Problem details: Find each line with the string "this" and report it.

Data to process:
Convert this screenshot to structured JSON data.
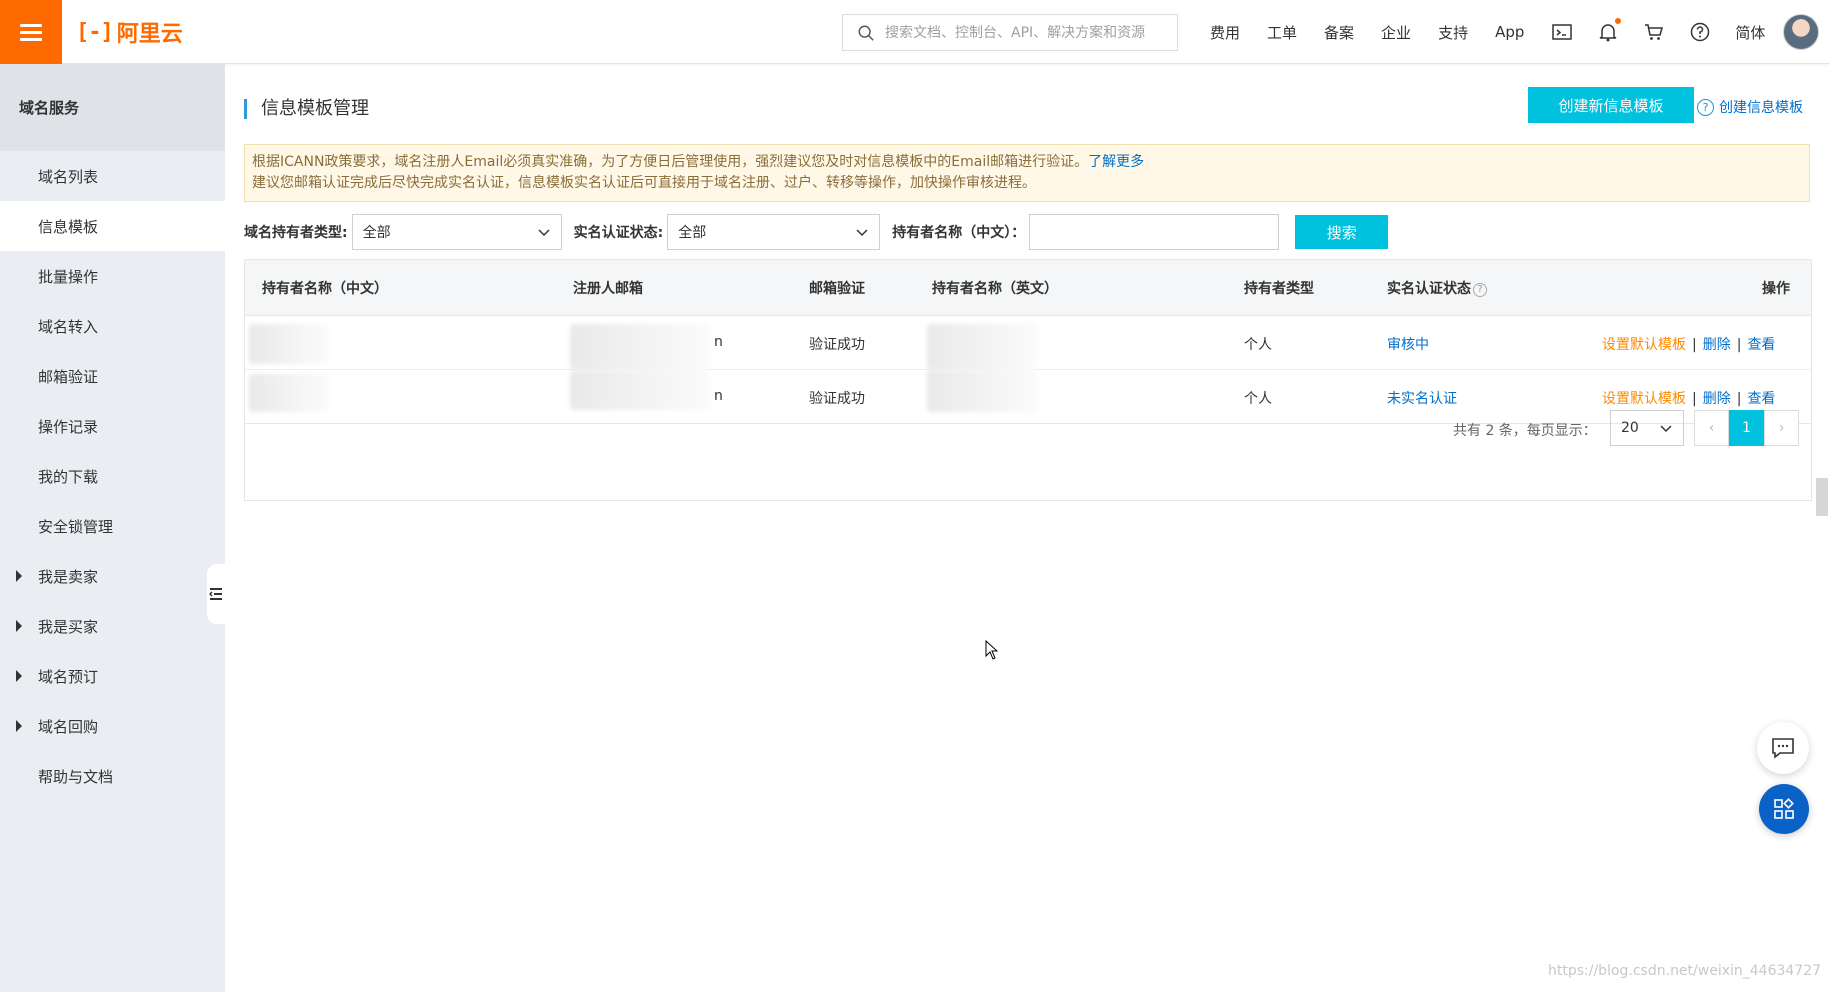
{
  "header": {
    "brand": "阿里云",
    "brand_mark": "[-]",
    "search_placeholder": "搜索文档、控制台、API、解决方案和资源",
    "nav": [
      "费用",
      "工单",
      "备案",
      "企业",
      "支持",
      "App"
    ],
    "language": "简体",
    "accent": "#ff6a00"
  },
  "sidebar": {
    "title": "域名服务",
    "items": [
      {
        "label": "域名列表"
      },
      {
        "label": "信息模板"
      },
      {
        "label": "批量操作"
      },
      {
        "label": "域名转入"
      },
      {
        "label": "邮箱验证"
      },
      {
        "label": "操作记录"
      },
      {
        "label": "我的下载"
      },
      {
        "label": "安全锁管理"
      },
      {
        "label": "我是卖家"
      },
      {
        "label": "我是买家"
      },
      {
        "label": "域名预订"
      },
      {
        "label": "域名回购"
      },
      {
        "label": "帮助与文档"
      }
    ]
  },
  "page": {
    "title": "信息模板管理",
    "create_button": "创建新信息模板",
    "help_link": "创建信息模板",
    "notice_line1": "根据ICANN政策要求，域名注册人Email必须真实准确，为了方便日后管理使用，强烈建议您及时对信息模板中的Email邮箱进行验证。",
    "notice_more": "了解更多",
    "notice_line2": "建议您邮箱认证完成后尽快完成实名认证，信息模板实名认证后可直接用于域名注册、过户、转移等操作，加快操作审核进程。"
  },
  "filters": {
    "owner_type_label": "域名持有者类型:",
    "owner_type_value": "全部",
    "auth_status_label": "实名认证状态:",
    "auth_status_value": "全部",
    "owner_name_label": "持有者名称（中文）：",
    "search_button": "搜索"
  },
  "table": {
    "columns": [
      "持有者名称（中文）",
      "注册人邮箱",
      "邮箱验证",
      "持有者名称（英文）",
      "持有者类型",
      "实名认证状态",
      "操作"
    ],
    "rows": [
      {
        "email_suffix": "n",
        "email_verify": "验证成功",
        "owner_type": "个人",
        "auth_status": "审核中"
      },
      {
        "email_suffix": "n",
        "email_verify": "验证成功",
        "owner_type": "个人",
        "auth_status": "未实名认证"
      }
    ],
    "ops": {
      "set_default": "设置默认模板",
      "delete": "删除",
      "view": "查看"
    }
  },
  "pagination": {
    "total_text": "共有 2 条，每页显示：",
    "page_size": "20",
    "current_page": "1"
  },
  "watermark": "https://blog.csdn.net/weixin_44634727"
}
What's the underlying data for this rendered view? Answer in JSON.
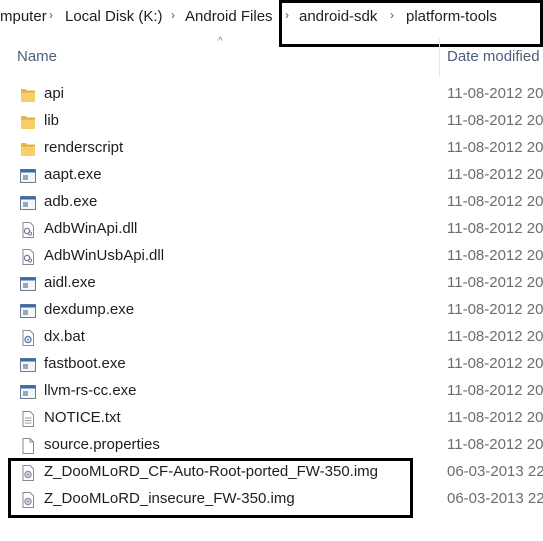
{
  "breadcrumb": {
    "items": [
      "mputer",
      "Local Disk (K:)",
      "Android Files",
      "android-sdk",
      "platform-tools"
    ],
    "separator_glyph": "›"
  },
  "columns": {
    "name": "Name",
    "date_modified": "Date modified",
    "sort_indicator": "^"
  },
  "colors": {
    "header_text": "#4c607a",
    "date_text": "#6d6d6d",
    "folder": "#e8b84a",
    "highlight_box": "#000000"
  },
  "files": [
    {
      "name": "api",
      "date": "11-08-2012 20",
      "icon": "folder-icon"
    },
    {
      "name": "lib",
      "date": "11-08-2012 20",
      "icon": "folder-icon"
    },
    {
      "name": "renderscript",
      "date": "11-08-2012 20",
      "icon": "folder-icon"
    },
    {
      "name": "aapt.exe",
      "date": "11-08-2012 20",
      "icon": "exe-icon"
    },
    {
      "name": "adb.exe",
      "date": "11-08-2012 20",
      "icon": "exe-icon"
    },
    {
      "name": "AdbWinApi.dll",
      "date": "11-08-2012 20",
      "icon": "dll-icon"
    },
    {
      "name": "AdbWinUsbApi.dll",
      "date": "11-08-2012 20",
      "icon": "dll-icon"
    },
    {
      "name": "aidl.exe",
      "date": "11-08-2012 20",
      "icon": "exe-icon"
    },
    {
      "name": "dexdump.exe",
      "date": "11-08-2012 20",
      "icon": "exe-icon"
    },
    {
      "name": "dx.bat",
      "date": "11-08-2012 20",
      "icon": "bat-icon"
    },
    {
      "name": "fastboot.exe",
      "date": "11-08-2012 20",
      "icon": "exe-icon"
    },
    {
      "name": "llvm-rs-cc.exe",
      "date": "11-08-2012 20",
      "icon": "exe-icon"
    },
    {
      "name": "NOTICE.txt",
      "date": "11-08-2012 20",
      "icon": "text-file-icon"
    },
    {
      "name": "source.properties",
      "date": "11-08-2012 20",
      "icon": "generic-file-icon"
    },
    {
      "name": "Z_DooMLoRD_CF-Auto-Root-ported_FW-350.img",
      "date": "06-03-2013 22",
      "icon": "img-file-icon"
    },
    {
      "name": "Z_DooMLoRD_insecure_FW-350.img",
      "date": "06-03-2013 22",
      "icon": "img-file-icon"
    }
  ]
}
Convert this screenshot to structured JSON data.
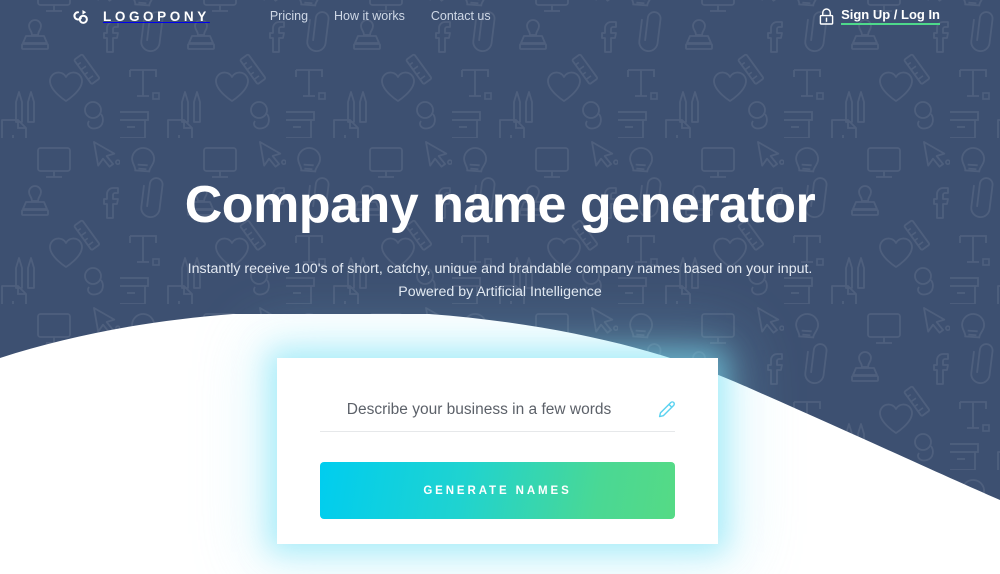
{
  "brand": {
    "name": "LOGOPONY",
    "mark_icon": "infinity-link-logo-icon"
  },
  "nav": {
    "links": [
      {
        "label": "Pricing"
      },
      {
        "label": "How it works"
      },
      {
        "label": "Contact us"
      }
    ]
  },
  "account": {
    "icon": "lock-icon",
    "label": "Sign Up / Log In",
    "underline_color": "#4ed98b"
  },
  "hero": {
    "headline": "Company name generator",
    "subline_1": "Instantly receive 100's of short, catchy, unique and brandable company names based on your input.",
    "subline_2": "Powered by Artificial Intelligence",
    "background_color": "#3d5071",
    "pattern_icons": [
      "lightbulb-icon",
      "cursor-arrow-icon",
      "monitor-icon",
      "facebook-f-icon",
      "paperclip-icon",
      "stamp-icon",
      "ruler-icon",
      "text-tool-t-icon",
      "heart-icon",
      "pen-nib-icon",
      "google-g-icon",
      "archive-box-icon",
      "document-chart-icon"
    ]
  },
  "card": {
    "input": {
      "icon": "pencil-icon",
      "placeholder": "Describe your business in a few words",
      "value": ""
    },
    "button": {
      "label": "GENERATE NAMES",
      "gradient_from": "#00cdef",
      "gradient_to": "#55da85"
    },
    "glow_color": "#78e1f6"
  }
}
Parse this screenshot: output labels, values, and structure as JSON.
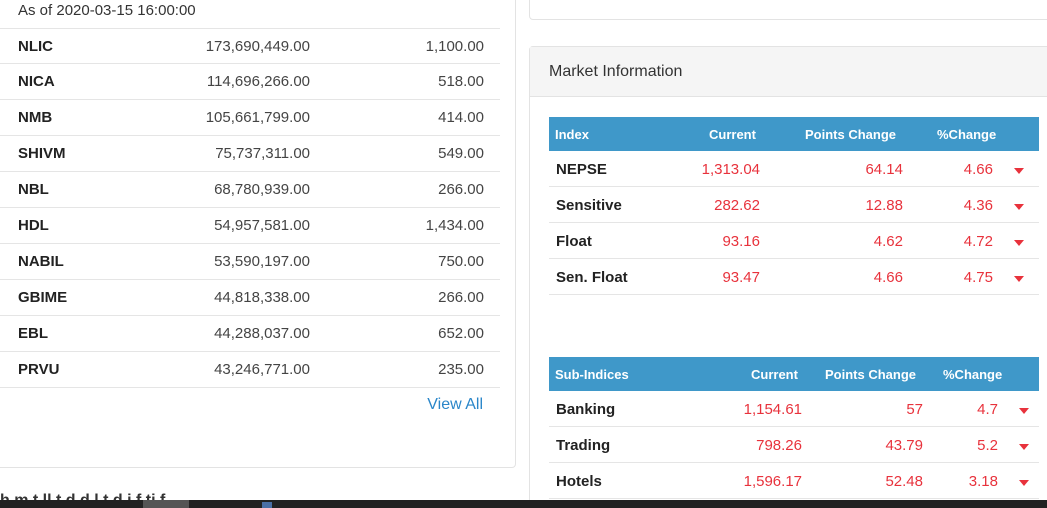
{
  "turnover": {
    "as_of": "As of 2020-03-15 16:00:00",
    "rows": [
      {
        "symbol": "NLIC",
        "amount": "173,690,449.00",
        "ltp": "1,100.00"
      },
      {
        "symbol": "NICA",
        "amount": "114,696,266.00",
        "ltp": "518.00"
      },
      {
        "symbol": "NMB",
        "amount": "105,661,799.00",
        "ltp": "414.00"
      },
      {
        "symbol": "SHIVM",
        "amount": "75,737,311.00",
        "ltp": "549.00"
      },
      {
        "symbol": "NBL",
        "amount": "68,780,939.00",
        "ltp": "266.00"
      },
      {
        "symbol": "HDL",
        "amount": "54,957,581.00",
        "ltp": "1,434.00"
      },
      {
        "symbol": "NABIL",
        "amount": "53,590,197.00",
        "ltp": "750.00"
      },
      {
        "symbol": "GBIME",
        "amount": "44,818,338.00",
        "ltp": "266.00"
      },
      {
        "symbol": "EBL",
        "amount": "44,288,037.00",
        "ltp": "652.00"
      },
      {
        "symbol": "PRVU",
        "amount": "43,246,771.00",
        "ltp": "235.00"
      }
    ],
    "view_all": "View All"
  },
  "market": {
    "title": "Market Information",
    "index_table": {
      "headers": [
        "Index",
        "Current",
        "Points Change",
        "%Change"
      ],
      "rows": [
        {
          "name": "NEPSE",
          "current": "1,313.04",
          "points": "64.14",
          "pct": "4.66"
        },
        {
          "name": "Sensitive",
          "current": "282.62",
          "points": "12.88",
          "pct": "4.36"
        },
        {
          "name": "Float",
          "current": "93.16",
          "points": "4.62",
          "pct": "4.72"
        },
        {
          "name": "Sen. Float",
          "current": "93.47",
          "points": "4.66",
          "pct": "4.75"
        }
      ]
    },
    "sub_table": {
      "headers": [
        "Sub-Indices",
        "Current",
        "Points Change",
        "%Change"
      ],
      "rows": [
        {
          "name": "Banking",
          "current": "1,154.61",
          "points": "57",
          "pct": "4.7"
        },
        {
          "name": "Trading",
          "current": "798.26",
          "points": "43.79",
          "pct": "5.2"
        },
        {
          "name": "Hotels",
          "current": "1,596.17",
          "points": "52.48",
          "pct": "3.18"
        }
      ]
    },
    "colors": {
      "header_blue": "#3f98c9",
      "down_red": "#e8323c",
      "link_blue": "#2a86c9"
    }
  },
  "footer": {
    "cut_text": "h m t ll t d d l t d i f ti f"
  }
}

Reply to the exercise:
Convert this screenshot to structured JSON data.
What's the underlying data for this rendered view? Answer in JSON.
Convert this screenshot to structured JSON data.
Parse this screenshot: output labels, values, and structure as JSON.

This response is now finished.